- **Instructions for the task**: Search the records that follow and extract every line containing the string "data".
----- Input
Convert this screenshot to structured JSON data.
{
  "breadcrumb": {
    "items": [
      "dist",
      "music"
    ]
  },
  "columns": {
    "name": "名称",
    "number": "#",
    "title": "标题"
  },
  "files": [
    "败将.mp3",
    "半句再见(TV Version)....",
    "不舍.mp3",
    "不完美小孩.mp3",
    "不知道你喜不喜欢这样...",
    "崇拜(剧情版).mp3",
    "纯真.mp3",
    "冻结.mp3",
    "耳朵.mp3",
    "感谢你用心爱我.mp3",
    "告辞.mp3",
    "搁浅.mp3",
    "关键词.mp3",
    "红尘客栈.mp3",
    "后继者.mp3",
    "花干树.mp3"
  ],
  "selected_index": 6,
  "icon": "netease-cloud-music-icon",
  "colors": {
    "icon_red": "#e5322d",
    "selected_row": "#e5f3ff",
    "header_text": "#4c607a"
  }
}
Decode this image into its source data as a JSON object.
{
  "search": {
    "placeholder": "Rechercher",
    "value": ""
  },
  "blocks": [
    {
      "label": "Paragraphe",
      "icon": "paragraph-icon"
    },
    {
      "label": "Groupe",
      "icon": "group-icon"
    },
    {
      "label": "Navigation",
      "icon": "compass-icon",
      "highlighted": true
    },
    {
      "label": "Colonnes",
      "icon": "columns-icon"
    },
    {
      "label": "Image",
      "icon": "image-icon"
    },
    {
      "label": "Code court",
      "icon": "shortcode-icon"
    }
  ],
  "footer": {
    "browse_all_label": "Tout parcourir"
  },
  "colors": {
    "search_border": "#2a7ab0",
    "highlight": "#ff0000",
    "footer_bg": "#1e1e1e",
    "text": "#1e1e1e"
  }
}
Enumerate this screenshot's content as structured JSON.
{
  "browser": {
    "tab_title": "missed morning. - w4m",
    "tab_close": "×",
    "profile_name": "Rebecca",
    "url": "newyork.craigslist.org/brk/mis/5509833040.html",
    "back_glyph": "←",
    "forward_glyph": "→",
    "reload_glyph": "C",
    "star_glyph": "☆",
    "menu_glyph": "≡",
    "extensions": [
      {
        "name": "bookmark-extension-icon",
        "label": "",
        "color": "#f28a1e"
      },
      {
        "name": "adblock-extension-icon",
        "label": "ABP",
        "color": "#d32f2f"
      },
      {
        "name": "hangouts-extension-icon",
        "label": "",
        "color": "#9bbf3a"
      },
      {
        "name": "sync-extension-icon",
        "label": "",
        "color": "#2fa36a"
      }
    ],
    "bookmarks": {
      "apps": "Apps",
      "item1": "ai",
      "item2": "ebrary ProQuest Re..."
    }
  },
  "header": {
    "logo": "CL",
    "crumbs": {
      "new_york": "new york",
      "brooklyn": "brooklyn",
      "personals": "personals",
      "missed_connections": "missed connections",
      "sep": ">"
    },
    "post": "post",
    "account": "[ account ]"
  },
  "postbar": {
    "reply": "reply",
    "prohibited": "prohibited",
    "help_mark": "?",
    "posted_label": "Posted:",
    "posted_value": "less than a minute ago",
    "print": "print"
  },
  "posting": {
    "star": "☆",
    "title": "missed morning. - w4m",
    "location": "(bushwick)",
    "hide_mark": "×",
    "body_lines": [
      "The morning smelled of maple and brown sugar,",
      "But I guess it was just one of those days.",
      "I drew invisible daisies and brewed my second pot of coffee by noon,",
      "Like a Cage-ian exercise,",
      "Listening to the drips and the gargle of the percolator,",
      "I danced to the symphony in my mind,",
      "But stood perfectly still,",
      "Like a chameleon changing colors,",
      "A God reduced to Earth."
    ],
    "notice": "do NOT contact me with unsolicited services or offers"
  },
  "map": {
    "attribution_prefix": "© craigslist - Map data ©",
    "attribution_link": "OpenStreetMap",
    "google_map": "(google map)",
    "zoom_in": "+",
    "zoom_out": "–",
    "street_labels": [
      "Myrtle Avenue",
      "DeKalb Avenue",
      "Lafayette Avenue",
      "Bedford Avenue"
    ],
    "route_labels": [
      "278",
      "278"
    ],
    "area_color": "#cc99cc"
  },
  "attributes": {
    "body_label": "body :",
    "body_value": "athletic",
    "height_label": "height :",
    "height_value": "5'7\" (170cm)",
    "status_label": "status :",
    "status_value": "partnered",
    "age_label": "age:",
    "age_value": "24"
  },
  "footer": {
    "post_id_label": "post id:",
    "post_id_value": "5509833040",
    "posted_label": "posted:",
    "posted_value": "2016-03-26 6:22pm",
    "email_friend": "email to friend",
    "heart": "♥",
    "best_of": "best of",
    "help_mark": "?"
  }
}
----------
- **Exercise answer**:
Convert this screenshot to structured JSON data.
Decode this image into its source data as a JSON object.
    "attribution_prefix": "© craigslist - Map data ©",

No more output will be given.